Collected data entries
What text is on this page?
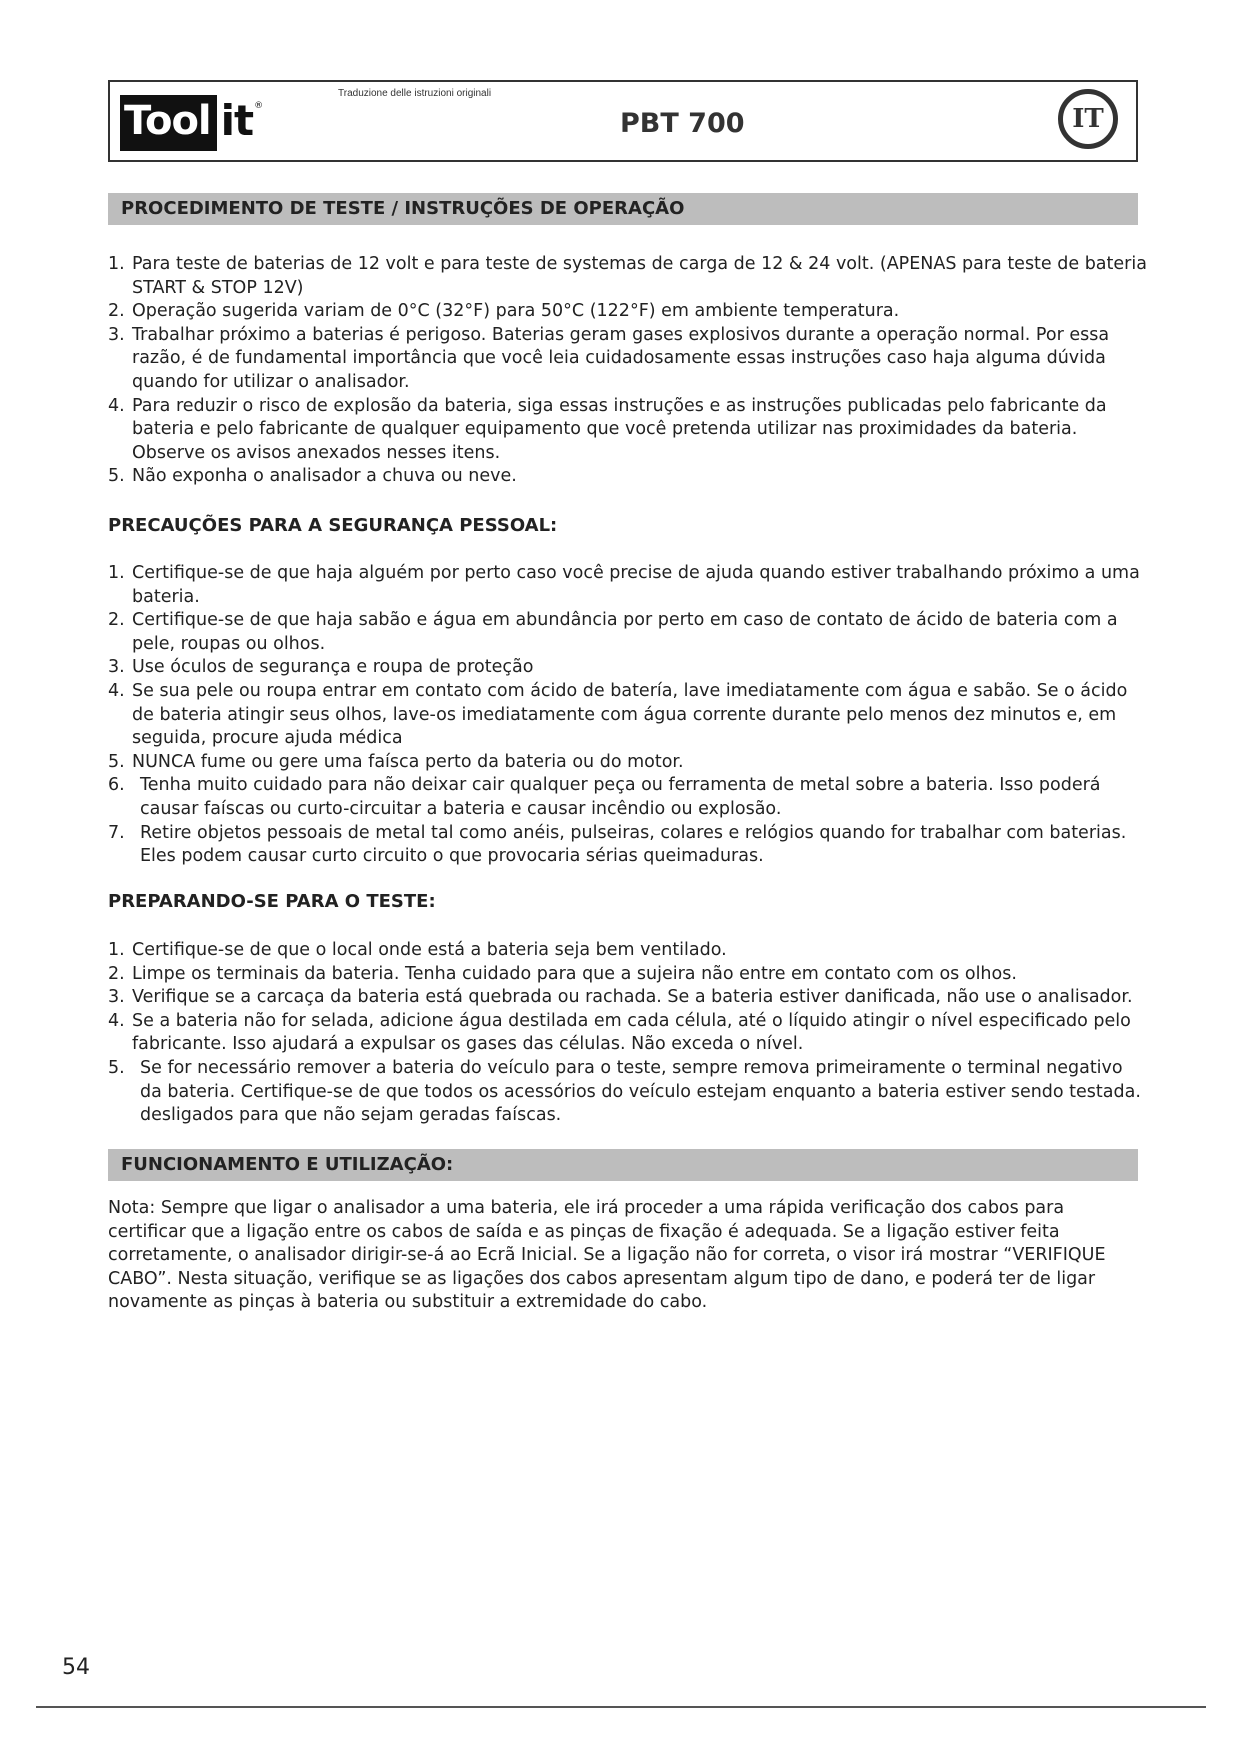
Tool it ®
Traduzione delle istruzioni originali
PBT 700	IT
PROCEDIMENTO DE TESTE / INSTRUÇÕES DE OPERAÇÃO
1. Para teste de baterias de 12 volt e para teste de systemas de carga de 12 & 24 volt. (APENAS para teste de bateria START & STOP 12V)
2. Operação sugerida variam de 0°C (32°F) para 50°C (122°F) em ambiente temperatura.
3. Trabalhar próximo a baterias é perigoso. Baterias geram gases explosivos durante a operação normal. Por essa razão, é de fundamental importância que você leia cuidadosamente essas instruções caso haja alguma dúvida quando for utilizar o analisador.
4. Para reduzir o risco de explosão da bateria, siga essas instruções e as instruções publicadas pelo fabricante da bateria e pelo fabricante de qualquer equipamento que você pretenda utilizar nas proximidades da bateria. Observe os avisos anexados nesses itens.
5. Não exponha o analisador a chuva ou neve.
PRECAUÇÕES PARA A SEGURANÇA PESSOAL:
1. Certifique-se de que haja alguém por perto caso você precise de ajuda quando estiver trabalhando próximo a uma bateria.
2. Certifique-se de que haja sabão e água em abundância por perto em caso de contato de ácido de bateria com a pele, roupas ou olhos.
3. Use óculos de segurança e roupa de proteção
4. Se sua pele ou roupa entrar em contato com ácido de batería, lave imediatamente com água e sabão. Se o ácido de bateria atingir seus olhos, lave-os imediatamente com água corrente durante pelo menos dez minutos e, em seguida, procure ajuda médica
5. NUNCA fume ou gere uma faísca perto da bateria ou do motor.
6. Tenha muito cuidado para não deixar cair qualquer peça ou ferramenta de metal sobre a bateria. Isso poderá causar faíscas ou curto-circuitar a bateria e causar incêndio ou explosão.
7. Retire objetos pessoais de metal tal como anéis, pulseiras, colares e relógios quando for trabalhar com baterias. Eles podem causar curto circuito o que provocaria sérias queimaduras.
PREPARANDO-SE PARA O TESTE:
1. Certifique-se de que o local onde está a bateria seja bem ventilado.
2. Limpe os terminais da bateria. Tenha cuidado para que a sujeira não entre em contato com os olhos.
3. Verifique se a carcaça da bateria está quebrada ou rachada. Se a bateria estiver danificada, não use o analisador.
4. Se a bateria não for selada, adicione água destilada em cada célula, até o líquido atingir o nível especificado pelo fabricante. Isso ajudará a expulsar os gases das células. Não exceda o nível.
5. Se for necessário remover a bateria do veículo para o teste, sempre remova primeiramente o terminal negativo da bateria. Certifique-se de que todos os acessórios do veículo estejam enquanto a bateria estiver sendo testada. desligados para que não sejam geradas faíscas.
FUNCIONAMENTO E UTILIZAÇÃO:

Nota: Sempre que ligar o analisador a uma bateria, ele irá proceder a uma rápida verificação dos cabos para certificar que a ligação entre os cabos de saída e as pinças de fixação é adequada. Se a ligação estiver feita corretamente, o analisador dirigir-se-á ao Ecrã Inicial. Se a ligação não for correta, o visor irá mostrar “VERIFIQUE CABO”. Nesta situação, verifique se as ligações dos cabos apresentam algum tipo de dano, e poderá ter de ligar novamente as pinças à bateria ou substituir a extremidade do cabo.

54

**To do:** Return, from the data, each line that has the word "estiver" in it.

**Result of this task:**
1. Certifique-se de que haja alguém por perto caso você precise de ajuda quando estiver trabalhando próximo a uma bateria.
3. Verifique se a carcaça da bateria está quebrada ou rachada. Se a bateria estiver danificada, não use o analisador.
5. Se for necessário remover a bateria do veículo para o teste, sempre remova primeiramente o terminal negativo da bateria. Certifique-se de que todos os acessórios do veículo estejam enquanto a bateria estiver sendo testada. desligados para que não sejam geradas faíscas.
Nota: Sempre que ligar o analisador a uma bateria, ele irá proceder a uma rápida verificação dos cabos para certificar que a ligação entre os cabos de saída e as pinças de fixação é adequada. Se a ligação estiver feita corretamente, o analisador dirigir-se-á ao Ecrã Inicial. Se a ligação não for correta, o visor irá mostrar “VERIFIQUE CABO”. Nesta situação, verifique se as ligações dos cabos apresentam algum tipo de dano, e poderá ter de ligar novamente as pinças à bateria ou substituir a extremidade do cabo.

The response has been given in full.